* **EXCERPTED DATA**:
+ + + +

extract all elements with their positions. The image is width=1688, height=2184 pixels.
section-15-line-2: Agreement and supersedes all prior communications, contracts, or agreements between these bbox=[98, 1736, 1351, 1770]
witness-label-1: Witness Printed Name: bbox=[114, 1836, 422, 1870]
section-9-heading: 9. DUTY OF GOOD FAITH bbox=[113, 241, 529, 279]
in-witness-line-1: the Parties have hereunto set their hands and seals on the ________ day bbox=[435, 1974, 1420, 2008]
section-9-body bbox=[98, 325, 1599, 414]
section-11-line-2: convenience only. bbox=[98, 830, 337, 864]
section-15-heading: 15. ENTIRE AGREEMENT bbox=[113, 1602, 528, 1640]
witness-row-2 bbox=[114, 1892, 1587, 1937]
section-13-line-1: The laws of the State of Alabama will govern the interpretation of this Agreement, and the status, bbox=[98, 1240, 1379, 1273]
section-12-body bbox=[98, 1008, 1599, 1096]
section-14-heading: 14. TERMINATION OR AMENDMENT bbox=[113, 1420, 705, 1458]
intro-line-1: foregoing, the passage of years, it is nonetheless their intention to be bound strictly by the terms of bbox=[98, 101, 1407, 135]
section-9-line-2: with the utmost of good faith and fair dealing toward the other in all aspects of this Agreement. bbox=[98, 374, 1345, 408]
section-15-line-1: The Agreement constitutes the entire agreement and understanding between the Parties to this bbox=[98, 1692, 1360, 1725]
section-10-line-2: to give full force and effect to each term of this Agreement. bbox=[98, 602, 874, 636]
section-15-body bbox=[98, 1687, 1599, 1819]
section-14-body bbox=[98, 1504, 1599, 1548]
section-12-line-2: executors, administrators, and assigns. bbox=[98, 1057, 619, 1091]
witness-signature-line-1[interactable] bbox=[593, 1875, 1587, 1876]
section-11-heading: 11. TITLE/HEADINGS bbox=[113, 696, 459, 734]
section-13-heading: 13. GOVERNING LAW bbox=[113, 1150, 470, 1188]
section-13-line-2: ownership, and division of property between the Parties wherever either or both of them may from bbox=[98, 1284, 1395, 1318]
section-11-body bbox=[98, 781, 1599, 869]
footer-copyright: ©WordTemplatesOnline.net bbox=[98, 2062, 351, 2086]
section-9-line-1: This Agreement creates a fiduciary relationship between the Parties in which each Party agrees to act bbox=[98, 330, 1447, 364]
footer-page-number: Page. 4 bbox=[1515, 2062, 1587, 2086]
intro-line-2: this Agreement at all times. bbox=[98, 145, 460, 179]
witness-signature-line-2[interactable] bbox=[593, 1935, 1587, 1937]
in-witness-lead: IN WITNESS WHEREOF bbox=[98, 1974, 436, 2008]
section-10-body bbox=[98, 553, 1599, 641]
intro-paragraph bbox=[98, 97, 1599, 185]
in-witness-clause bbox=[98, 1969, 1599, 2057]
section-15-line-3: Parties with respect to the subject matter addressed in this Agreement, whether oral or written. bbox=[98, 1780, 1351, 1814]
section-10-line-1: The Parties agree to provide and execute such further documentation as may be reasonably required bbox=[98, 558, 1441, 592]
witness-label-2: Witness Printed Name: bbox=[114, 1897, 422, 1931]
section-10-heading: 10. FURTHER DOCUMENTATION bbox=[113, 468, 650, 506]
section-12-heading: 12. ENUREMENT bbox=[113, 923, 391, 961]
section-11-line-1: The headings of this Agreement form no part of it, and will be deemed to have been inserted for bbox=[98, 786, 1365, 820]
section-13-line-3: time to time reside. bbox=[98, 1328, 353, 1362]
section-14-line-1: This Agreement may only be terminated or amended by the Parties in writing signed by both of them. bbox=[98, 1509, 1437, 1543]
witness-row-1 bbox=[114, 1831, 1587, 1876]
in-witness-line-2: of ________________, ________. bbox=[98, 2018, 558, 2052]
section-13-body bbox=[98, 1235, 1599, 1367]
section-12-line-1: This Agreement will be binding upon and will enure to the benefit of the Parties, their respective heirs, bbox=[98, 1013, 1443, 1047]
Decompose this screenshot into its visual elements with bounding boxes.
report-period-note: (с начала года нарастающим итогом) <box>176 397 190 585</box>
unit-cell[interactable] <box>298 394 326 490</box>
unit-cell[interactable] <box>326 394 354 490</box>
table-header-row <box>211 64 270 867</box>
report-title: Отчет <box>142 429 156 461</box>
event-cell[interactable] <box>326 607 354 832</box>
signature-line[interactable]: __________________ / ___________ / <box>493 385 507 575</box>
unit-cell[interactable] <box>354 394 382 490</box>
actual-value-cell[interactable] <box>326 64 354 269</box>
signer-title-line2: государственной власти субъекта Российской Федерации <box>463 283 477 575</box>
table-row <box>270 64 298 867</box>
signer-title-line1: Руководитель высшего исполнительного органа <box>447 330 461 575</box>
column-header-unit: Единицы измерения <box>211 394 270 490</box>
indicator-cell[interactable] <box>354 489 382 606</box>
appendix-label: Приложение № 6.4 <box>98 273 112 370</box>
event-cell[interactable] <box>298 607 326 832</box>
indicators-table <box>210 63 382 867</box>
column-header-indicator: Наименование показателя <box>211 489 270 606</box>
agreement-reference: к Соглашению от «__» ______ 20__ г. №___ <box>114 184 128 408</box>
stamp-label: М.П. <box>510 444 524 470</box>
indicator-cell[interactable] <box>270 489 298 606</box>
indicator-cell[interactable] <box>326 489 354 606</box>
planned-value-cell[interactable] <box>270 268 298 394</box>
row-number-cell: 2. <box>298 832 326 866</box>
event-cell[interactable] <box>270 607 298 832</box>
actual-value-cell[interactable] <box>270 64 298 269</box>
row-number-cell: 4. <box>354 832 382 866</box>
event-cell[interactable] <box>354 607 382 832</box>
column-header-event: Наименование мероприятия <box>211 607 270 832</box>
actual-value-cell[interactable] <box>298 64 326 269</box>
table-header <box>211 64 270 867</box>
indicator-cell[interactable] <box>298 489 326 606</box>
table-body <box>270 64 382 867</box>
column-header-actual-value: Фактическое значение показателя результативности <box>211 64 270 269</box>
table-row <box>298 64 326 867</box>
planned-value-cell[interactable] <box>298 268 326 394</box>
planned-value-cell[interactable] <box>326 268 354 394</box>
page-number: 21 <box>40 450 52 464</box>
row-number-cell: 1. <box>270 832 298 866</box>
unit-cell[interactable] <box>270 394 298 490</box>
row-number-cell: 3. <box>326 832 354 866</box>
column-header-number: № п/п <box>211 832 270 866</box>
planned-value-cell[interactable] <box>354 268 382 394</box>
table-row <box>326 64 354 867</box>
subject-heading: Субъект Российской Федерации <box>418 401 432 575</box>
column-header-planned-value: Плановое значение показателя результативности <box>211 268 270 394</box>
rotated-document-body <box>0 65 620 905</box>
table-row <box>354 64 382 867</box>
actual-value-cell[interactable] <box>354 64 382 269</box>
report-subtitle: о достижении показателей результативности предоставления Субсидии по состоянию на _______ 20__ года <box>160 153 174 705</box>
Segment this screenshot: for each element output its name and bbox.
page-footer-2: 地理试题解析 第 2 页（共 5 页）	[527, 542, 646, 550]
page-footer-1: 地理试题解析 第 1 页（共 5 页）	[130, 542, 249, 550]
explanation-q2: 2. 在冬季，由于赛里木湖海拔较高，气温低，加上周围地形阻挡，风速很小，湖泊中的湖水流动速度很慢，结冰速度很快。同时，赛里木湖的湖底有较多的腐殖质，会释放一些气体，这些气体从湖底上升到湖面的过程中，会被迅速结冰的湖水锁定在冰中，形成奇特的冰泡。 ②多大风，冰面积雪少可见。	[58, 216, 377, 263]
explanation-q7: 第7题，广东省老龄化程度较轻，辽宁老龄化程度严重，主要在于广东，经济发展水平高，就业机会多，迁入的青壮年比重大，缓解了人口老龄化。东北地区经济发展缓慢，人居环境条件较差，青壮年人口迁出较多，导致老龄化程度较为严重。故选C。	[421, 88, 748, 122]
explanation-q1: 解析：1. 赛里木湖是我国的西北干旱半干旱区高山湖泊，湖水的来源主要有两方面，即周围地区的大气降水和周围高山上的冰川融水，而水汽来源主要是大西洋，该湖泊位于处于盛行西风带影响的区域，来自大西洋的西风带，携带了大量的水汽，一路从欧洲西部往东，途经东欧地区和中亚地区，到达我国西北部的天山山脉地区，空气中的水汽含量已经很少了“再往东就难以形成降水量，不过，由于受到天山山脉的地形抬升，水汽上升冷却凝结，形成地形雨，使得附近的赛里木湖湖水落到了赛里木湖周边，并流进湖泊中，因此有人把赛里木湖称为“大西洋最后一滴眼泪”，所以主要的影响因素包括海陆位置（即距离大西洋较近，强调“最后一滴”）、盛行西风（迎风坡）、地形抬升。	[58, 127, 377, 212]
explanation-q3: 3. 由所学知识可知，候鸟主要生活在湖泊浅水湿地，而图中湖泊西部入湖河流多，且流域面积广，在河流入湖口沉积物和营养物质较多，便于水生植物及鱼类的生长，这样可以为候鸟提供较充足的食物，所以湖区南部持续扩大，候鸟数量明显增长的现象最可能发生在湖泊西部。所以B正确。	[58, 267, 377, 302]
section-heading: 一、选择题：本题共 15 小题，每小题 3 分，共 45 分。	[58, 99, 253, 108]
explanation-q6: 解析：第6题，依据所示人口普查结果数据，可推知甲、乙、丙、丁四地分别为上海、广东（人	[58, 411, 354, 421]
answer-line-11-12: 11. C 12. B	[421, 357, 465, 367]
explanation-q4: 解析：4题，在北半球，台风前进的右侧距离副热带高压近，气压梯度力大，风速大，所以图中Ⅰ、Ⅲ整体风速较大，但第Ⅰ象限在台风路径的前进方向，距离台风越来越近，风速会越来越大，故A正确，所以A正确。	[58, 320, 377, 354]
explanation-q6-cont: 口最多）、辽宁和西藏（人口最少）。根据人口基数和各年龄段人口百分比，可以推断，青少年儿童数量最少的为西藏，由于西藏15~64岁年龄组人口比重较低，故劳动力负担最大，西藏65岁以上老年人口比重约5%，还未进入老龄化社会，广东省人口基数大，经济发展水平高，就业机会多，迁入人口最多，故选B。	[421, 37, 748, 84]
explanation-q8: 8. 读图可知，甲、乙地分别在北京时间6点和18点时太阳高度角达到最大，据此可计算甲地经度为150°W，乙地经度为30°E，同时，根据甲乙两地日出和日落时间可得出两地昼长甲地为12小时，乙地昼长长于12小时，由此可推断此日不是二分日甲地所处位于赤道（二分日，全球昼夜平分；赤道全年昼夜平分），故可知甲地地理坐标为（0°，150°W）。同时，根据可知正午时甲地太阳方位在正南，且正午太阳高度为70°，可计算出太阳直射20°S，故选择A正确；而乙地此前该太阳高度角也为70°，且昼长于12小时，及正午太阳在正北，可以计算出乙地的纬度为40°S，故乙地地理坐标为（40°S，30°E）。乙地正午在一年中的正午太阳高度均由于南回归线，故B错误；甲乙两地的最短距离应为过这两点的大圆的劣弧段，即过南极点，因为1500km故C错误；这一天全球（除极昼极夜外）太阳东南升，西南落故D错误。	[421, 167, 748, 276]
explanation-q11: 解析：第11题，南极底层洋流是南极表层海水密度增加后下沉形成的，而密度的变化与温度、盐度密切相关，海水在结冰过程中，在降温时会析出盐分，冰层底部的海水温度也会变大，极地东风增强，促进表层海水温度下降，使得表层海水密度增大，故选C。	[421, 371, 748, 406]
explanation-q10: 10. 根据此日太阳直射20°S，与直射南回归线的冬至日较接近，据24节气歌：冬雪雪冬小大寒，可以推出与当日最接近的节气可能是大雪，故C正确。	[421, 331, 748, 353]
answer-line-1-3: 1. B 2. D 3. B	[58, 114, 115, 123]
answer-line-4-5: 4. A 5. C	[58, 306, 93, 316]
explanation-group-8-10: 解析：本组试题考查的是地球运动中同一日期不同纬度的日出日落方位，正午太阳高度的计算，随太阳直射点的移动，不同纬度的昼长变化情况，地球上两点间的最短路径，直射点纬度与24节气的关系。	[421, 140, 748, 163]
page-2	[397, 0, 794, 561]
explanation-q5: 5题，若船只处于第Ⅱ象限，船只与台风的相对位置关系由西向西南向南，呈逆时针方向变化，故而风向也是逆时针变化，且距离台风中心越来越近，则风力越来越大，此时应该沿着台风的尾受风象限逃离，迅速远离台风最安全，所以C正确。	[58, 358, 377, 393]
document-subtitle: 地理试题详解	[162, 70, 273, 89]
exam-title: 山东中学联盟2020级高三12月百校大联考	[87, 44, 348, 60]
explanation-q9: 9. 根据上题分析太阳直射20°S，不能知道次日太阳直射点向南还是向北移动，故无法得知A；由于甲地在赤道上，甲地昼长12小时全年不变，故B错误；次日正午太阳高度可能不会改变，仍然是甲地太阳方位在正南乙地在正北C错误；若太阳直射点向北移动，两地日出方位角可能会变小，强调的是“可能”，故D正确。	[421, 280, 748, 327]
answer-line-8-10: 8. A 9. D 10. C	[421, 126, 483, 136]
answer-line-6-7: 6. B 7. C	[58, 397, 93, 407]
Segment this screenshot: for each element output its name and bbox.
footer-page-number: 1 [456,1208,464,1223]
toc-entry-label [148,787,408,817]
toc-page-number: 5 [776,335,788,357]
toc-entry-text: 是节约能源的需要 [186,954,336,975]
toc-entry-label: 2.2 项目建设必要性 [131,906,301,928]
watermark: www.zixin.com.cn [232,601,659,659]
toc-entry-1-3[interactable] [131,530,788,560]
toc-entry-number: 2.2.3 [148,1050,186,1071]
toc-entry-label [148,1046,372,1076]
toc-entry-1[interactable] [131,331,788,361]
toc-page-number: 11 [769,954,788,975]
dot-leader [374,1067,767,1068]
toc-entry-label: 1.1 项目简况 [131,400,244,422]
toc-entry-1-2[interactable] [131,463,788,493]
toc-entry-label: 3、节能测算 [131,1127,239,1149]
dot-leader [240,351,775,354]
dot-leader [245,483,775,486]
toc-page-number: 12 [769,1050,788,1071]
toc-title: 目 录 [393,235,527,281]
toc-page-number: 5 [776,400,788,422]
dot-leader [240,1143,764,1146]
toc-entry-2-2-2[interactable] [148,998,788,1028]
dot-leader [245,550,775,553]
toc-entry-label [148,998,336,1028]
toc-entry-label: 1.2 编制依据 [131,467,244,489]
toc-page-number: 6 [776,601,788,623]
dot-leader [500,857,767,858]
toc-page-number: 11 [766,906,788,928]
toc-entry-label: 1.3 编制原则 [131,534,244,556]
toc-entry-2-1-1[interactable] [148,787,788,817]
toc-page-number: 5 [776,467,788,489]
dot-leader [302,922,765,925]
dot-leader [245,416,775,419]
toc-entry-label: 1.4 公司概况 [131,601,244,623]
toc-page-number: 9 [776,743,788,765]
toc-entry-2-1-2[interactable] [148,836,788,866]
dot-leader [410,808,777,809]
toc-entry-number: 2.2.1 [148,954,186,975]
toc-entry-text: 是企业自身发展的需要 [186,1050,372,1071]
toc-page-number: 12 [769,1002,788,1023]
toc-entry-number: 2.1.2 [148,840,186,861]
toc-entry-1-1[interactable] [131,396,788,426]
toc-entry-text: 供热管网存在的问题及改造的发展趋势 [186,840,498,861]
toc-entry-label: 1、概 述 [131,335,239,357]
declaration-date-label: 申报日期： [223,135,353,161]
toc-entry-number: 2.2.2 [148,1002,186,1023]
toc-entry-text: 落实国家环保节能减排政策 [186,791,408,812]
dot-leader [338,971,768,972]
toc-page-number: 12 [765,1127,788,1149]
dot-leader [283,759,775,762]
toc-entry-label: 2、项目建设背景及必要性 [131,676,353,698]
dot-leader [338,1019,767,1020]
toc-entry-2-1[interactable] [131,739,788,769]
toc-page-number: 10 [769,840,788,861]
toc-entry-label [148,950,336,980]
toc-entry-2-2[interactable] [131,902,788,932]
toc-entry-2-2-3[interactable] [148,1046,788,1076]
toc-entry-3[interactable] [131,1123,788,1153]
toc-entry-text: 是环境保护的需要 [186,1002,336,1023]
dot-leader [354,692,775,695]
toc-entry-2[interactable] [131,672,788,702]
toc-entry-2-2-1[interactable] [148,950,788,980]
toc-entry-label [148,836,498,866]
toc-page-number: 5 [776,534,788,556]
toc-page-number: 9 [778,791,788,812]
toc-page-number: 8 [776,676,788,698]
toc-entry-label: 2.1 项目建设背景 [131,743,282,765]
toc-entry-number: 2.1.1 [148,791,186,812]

+ + + +

* **WHAT THIS TASK INVOLVES**: Starting from the top of the listing and going through the line with "intro-line-1: foregoing, the", lay out those lines as a JSON list of strings, one string per line, with blank lines left out.

* **SOLUTION TO THIS TASK**:
[
  "extract all elements with their positions. The image is width=1688, height=2184 pixels.",
  "section-15-line-2: Agreement and supersedes all prior communications, contracts, or agreements between these bbox=[98, 1736, 1351, 1770]",
  "witness-label-1: Witness Printed Name: bbox=[114, 1836, 422, 1870]",
  "section-9-heading: 9. DUTY OF GOOD FAITH bbox=[113, 241, 529, 279]",
  "in-witness-line-1: the Parties have hereunto set their hands and seals on the ________ day bbox=[435, 1974, 1420, 2008]",
  "section-9-body bbox=[98, 325, 1599, 414]",
  "section-11-line-2: convenience only. bbox=[98, 830, 337, 864]",
  "section-15-heading: 15. ENTIRE AGREEMENT bbox=[113, 1602, 528, 1640]",
  "witness-row-2 bbox=[114, 1892, 1587, 1937]",
  "section-13-line-1: The laws of the State of Alabama will govern the interpretation of this Agreement, and the status, bbox=[98, 1240, 1379, 1273]",
  "section-12-body bbox=[98, 1008, 1599, 1096]",
  "section-14-heading: 14. TERMINATION OR AMENDMENT bbox=[113, 1420, 705, 1458]",
  "intro-line-1: foregoing, the passage of years, it is nonetheless their intention to be bound strictly by the terms of bbox=[98, 101, 1407, 135]"
]